● **WHAT YOU HAVE TO DO**:
Find the string "this" in the listing and report every line that has it.

● **GIVEN INFORMATION**:

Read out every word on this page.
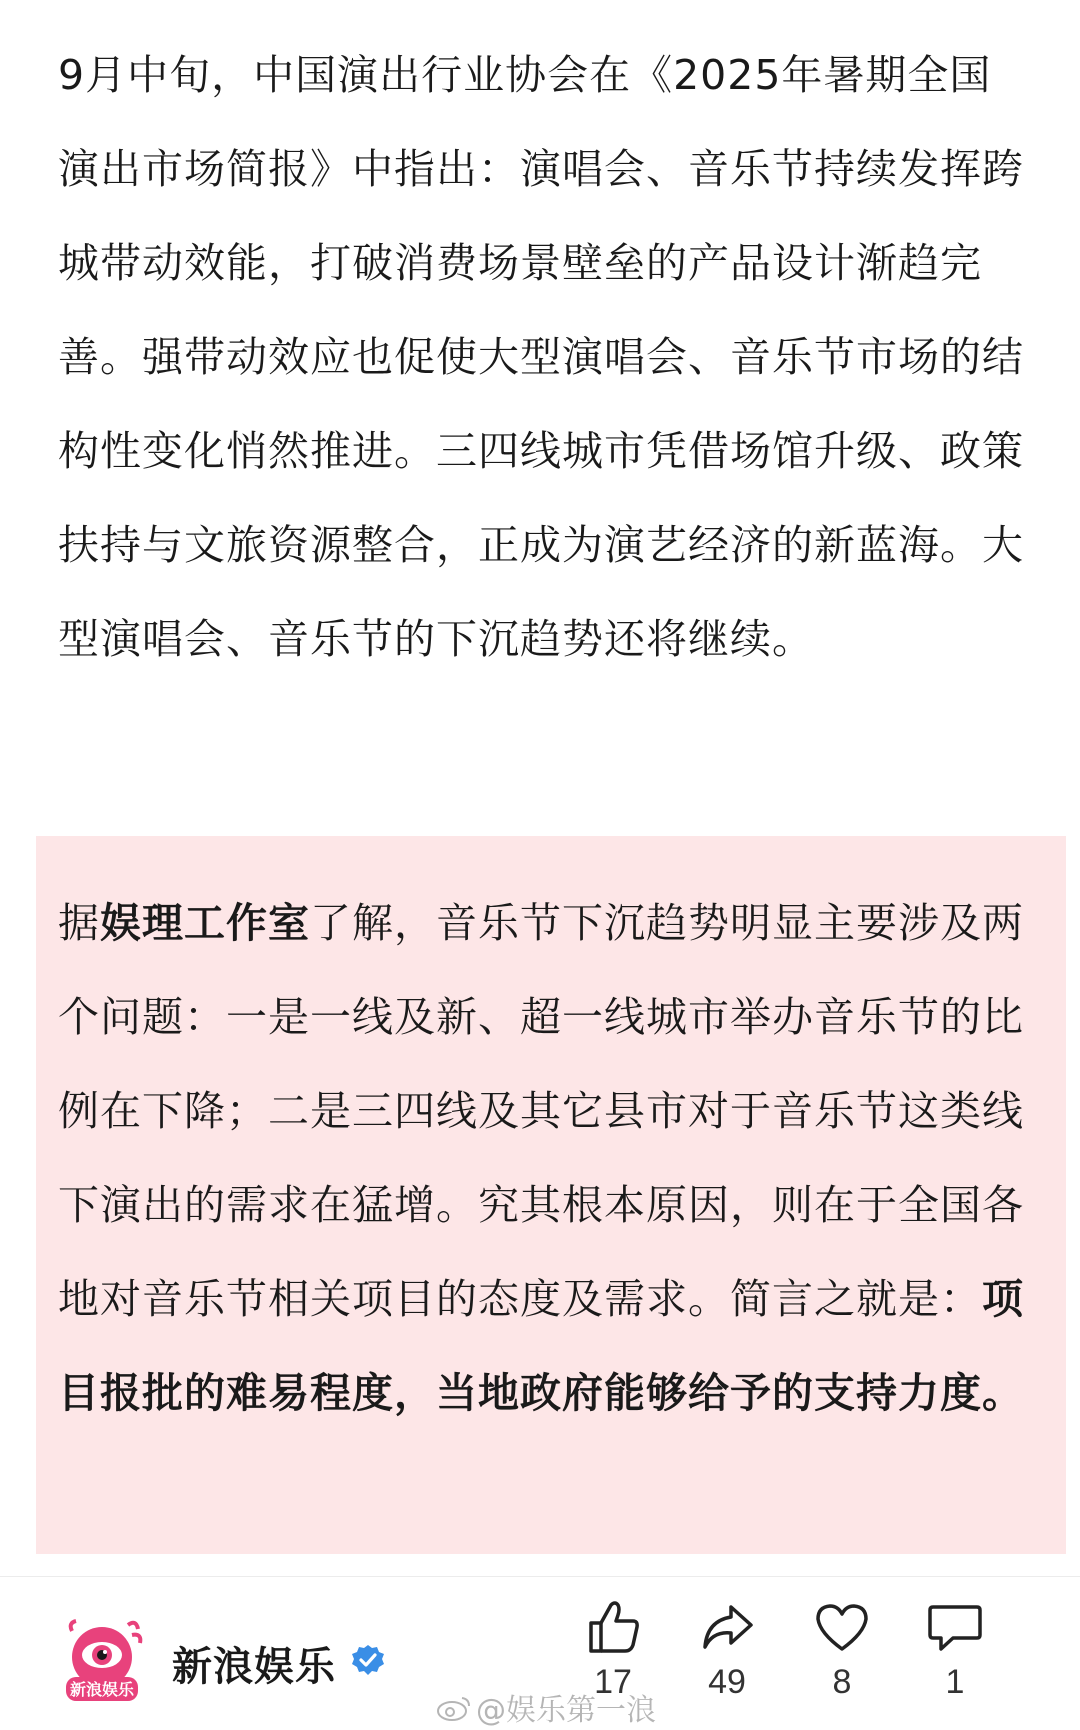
9月中旬，中国演出行业协会在《2025年暑期全国演出市场简报》中指出：演唱会、音乐节持续发挥跨城带动效能，打破消费场景壁垒的产品设计渐趋完善。强带动效应也促使大型演唱会、音乐节市场的结构性变化悄然推进。三四线城市凭借场馆升级、政策扶持与文旅资源整合，正成为演艺经济的新蓝海。大型演唱会、音乐节的下沉趋势还将继续。

据娱理工作室了解，音乐节下沉趋势明显主要涉及两个问题：一是一线及新、超一线城市举办音乐节的比例在下降；二是三四线及其它县市对于音乐节这类线下演出的需求在猛增。究其根本原因，则在于全国各地对音乐节相关项目的态度及需求。简言之就是：项目报批的难易程度，当地政府能够给予的支持力度。

新浪娱乐 新浪娱乐	17	49	8	1
@娱乐第一浪
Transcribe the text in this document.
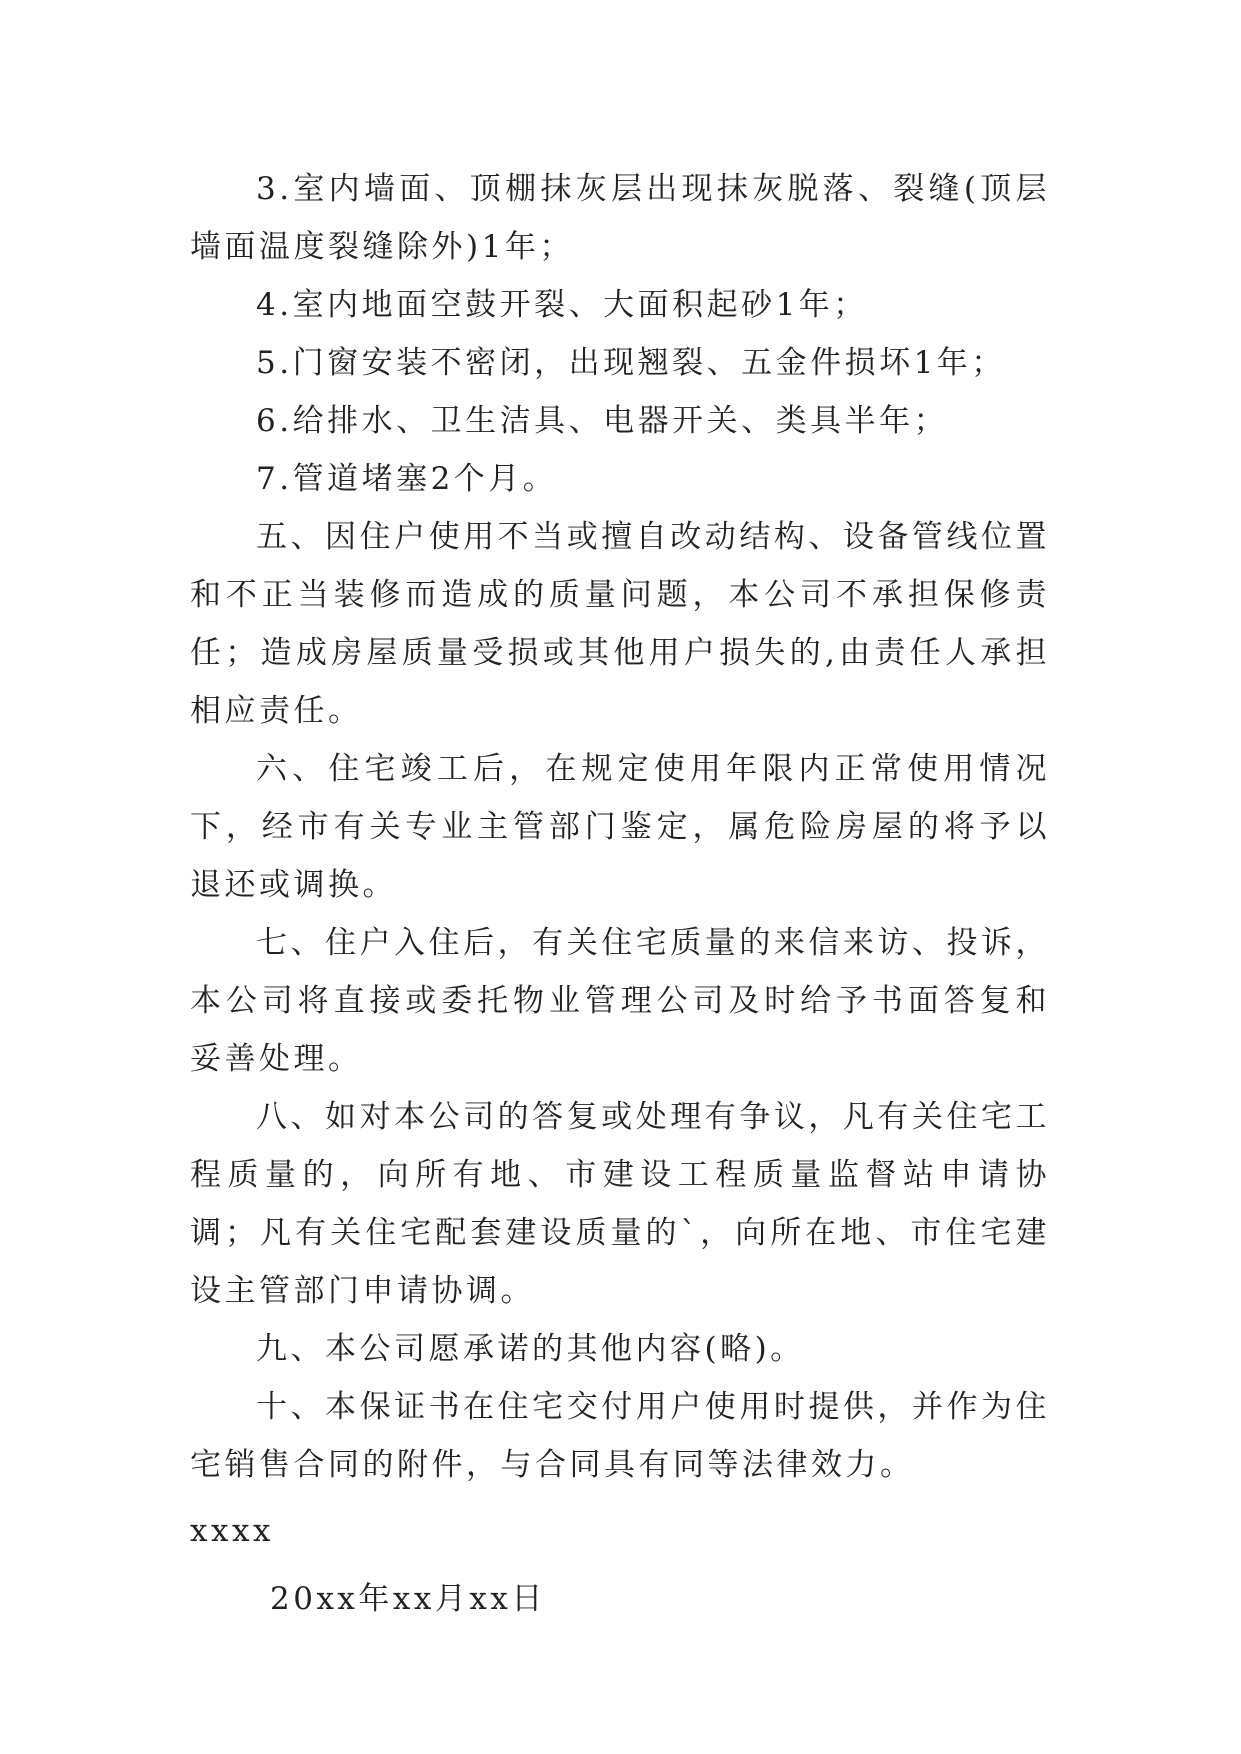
3.室内墙面、顶棚抹灰层出现抹灰脱落、裂缝(顶层墙面温度裂缝除外)1年；

4.室内地面空鼓开裂、大面积起砂1年；

5.门窗安装不密闭，出现翘裂、五金件损坏1年；

6.给排水、卫生洁具、电器开关、类具半年；

7.管道堵塞2个月。

五、因住户使用不当或擅自改动结构、设备管线位置和不正当装修而造成的质量问题，本公司不承担保修责任；造成房屋质量受损或其他用户损失的,由责任人承担相应责任。

六、住宅竣工后，在规定使用年限内正常使用情况下，经市有关专业主管部门鉴定，属危险房屋的将予以退还或调换。

七、住户入住后，有关住宅质量的来信来访、投诉，本公司将直接或委托物业管理公司及时给予书面答复和妥善处理。

八、如对本公司的答复或处理有争议，凡有关住宅工程质量的，向所有地、市建设工程质量监督站申请协调；凡有关住宅配套建设质量的`，向所在地、市住宅建设主管部门申请协调。

九、本公司愿承诺的其他内容(略)。

十、本保证书在住宅交付用户使用时提供，并作为住宅销售合同的附件，与合同具有同等法律效力。

xxxx

20xx年xx月xx日
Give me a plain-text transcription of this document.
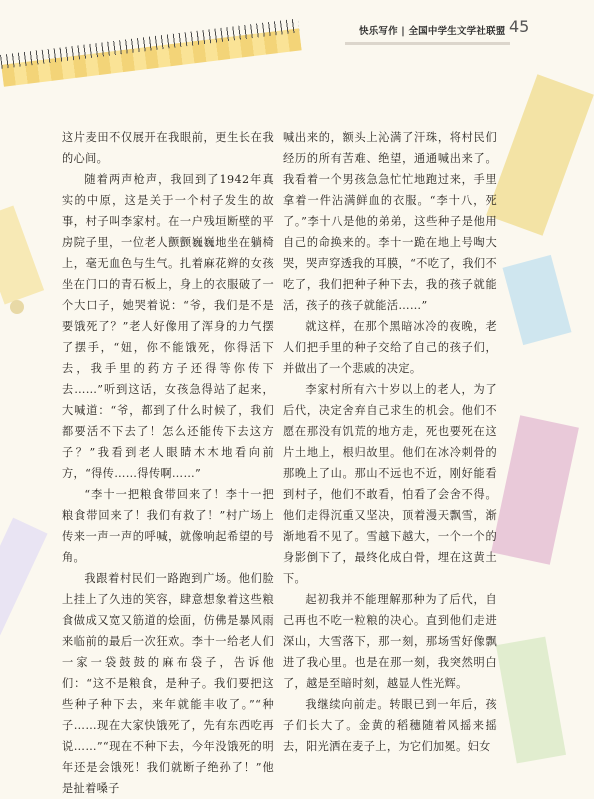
快乐写作 | 全国中学生文学社联盟 45

这片麦田不仅展开在我眼前，更生长在我的心间。

随着两声枪声，我回到了1942年真实的中原，这是关于一个村子发生的故事，村子叫李家村。在一户残垣断壁的平房院子里，一位老人颤颤巍巍地坐在躺椅上，毫无血色与生气。扎着麻花辫的女孩坐在门口的青石板上，身上的衣服破了一个大口子，她哭着说：“爷，我们是不是要饿死了？”老人好像用了浑身的力气摆了摆手，“妞，你不能饿死，你得活下去，我手里的药方子还得等你传下去……”听到这话，女孩急得站了起来，大喊道：“爷，都到了什么时候了，我们都要活不下去了！怎么还能传下去这方子？”我看到老人眼睛木木地看向前方，“得传……得传啊……”

“李十一把粮食带回来了！李十一把粮食带回来了！我们有救了！”村广场上传来一声一声的呼喊，就像响起希望的号角。

我跟着村民们一路跑到广场。他们脸上挂上了久违的笑容，肆意想象着这些粮食做成又宽又筋道的烩面，仿佛是暴风雨来临前的最后一次狂欢。李十一给老人们一家一袋鼓鼓的麻布袋子，告诉他们：“这不是粮食，是种子。我们要把这些种子种下去，来年就能丰收了。”“种子……现在大家快饿死了，先有东西吃再说……”“现在不种下去，今年没饿死的明年还是会饿死！我们就断子绝孙了！”他是扯着嗓子

喊出来的，额头上沁满了汗珠，将村民们经历的所有苦难、绝望，通通喊出来了。我看着一个男孩急急忙忙地跑过来，手里拿着一件沾满鲜血的衣服。“李十八，死了。”李十八是他的弟弟，这些种子是他用自己的命换来的。李十一跪在地上号啕大哭，哭声穿透我的耳膜，“不吃了，我们不吃了，我们把种子种下去，我的孩子就能活，孩子的孩子就能活……”

就这样，在那个黑暗冰冷的夜晚，老人们把手里的种子交给了自己的孩子们，并做出了一个悲戚的决定。

李家村所有六十岁以上的老人，为了后代，决定舍弃自己求生的机会。他们不愿在那没有饥荒的地方走，死也要死在这片土地上，根归故里。他们在冰冷刺骨的那晚上了山。那山不远也不近，刚好能看到村子，他们不敢看，怕看了会舍不得。他们走得沉重又坚决，顶着漫天飘雪，渐渐地看不见了。雪越下越大，一个一个的身影倒下了，最终化成白骨，埋在这黄土下。

起初我并不能理解那种为了后代，自己再也不吃一粒粮的决心。直到他们走进深山，大雪落下，那一刻，那场雪好像飘进了我心里。也是在那一刻，我突然明白了，越是至暗时刻，越显人性光辉。

我继续向前走。转眼已到一年后，孩子们长大了。金黄的稻穗随着风摇来摇去，阳光洒在麦子上，为它们加冕。妇女
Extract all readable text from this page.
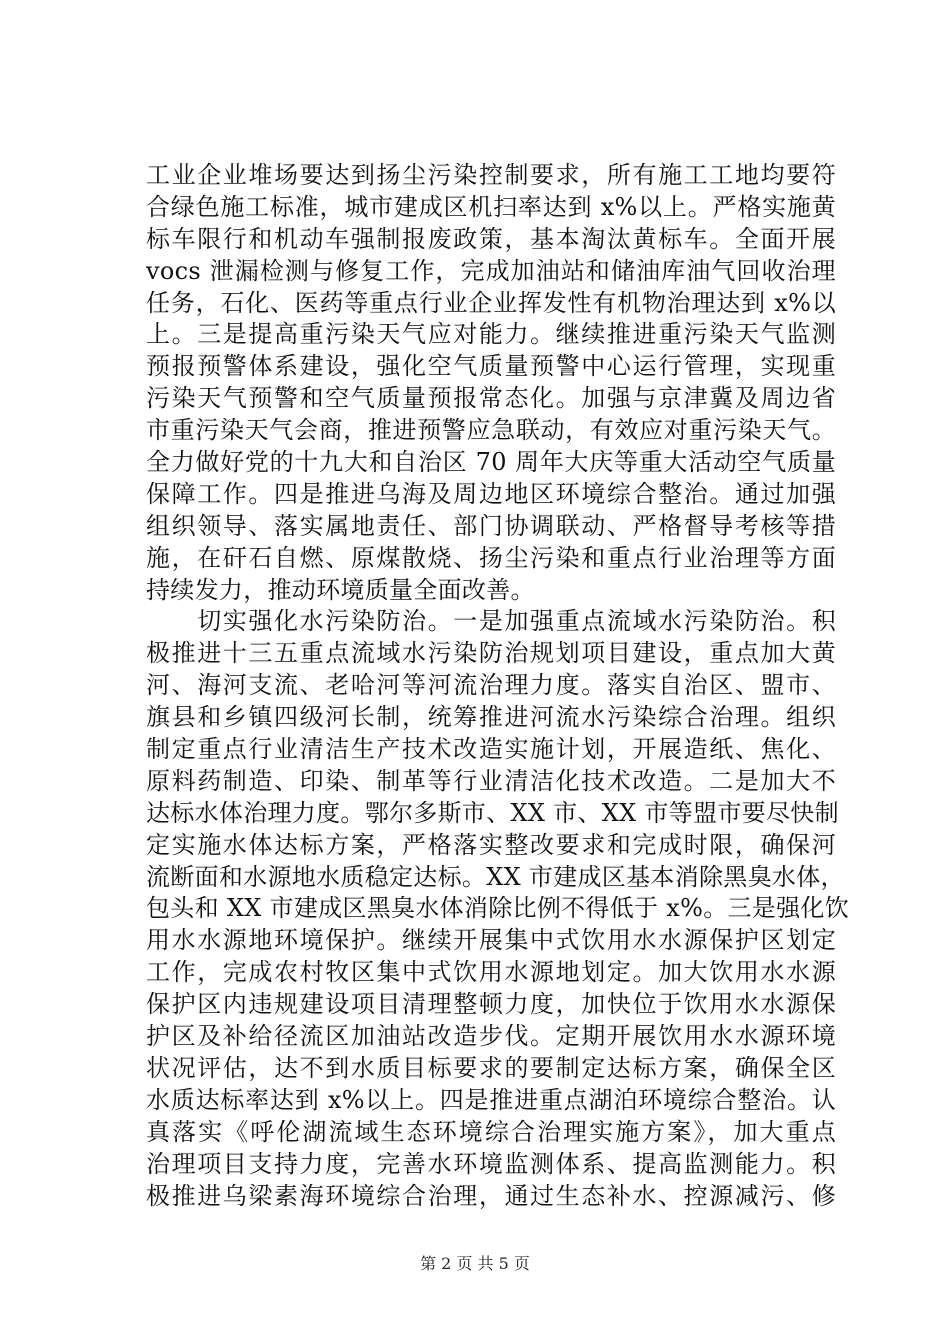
工业企业堆场要达到扬尘污染控制要求，所有施工工地均要符
合绿色施工标准，城市建成区机扫率达到 x%以上。严格实施黄
标车限行和机动车强制报废政策，基本淘汰黄标车。全面开展
vocs 泄漏检测与修复工作，完成加油站和储油库油气回收治理
任务，石化、医药等重点行业企业挥发性有机物治理达到 x%以
上。三是提高重污染天气应对能力。继续推进重污染天气监测
预报预警体系建设，强化空气质量预警中心运行管理，实现重
污染天气预警和空气质量预报常态化。加强与京津冀及周边省
市重污染天气会商，推进预警应急联动，有效应对重污染天气。
全力做好党的十九大和自治区 70 周年大庆等重大活动空气质量
保障工作。四是推进乌海及周边地区环境综合整治。通过加强
组织领导、落实属地责任、部门协调联动、严格督导考核等措
施，在矸石自燃、原煤散烧、扬尘污染和重点行业治理等方面
持续发力，推动环境质量全面改善。
　　切实强化水污染防治。一是加强重点流域水污染防治。积
极推进十三五重点流域水污染防治规划项目建设，重点加大黄
河、海河支流、老哈河等河流治理力度。落实自治区、盟市、
旗县和乡镇四级河长制，统筹推进河流水污染综合治理。组织
制定重点行业清洁生产技术改造实施计划，开展造纸、焦化、
原料药制造、印染、制革等行业清洁化技术改造。二是加大不
达标水体治理力度。鄂尔多斯市、XX 市、XX 市等盟市要尽快制
定实施水体达标方案，严格落实整改要求和完成时限，确保河
流断面和水源地水质稳定达标。XX 市建成区基本消除黑臭水体，
包头和 XX 市建成区黑臭水体消除比例不得低于 x%。三是强化饮
用水水源地环境保护。继续开展集中式饮用水水源保护区划定
工作，完成农村牧区集中式饮用水源地划定。加大饮用水水源
保护区内违规建设项目清理整顿力度，加快位于饮用水水源保
护区及补给径流区加油站改造步伐。定期开展饮用水水源环境
状况评估，达不到水质目标要求的要制定达标方案，确保全区
水质达标率达到 x%以上。四是推进重点湖泊环境综合整治。认
真落实《呼伦湖流域生态环境综合治理实施方案》，加大重点
治理项目支持力度，完善水环境监测体系、提高监测能力。积
极推进乌梁素海环境综合治理，通过生态补水、控源减污、修
第 2 页 共 5 页
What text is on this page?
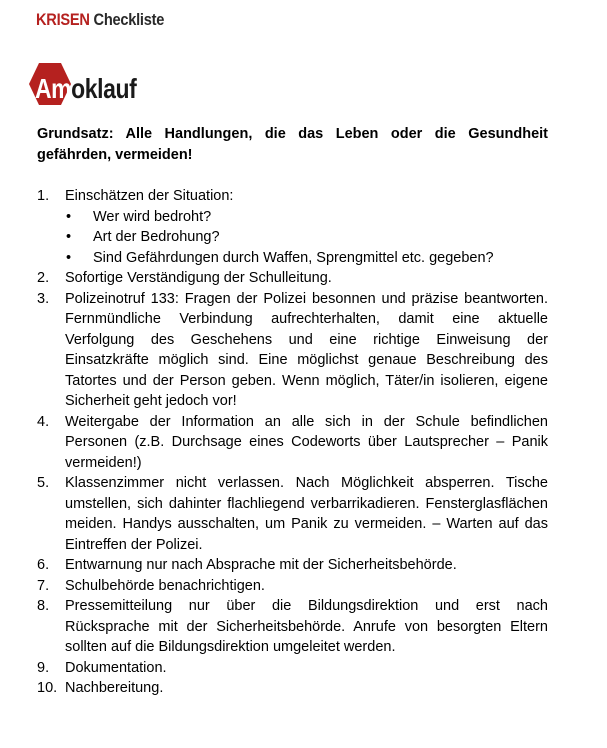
KRISEN Checkliste
Amoklauf
Grundsatz: Alle Handlungen, die das Leben oder die Gesundheit gefährden, vermeiden!
1. Einschätzen der Situation:
• Wer wird bedroht?
• Art der Bedrohung?
• Sind Gefährdungen durch Waffen, Sprengmittel etc. gegeben?
2. Sofortige Verständigung der Schulleitung.
3. Polizeinotruf 133: Fragen der Polizei besonnen und präzise beantworten. Fernmündliche Verbindung aufrechterhalten, damit eine aktuelle Verfolgung des Geschehens und eine richtige Einweisung der Einsatzkräfte möglich sind. Eine möglichst genaue Beschreibung des Tatortes und der Person geben. Wenn möglich, Täter/in isolieren, eigene Sicherheit geht jedoch vor!
4. Weitergabe der Information an alle sich in der Schule befindlichen Personen (z.B. Durchsage eines Codeworts über Lautsprecher – Panik vermeiden!)
5. Klassenzimmer nicht verlassen. Nach Möglichkeit absperren. Tische umstellen, sich dahinter flachliegend verbarrikadieren. Fensterglasflächen meiden. Handys ausschalten, um Panik zu vermeiden. – Warten auf das Eintreffen der Polizei.
6. Entwarnung nur nach Absprache mit der Sicherheitsbehörde.
7. Schulbehörde benachrichtigen.
8. Pressemitteilung nur über die Bildungsdirektion und erst nach Rücksprache mit der Sicherheitsbehörde. Anrufe von besorgten Eltern sollten auf die Bildungsdirektion umgeleitet werden.
9. Dokumentation.
10. Nachbereitung.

● **RIGHT ANSWER**:
Read out every word on this page.
Transcribe the text in this document.
Give me a plain-text transcription of this document.
Extract all readable text from this page.
What text is on this page?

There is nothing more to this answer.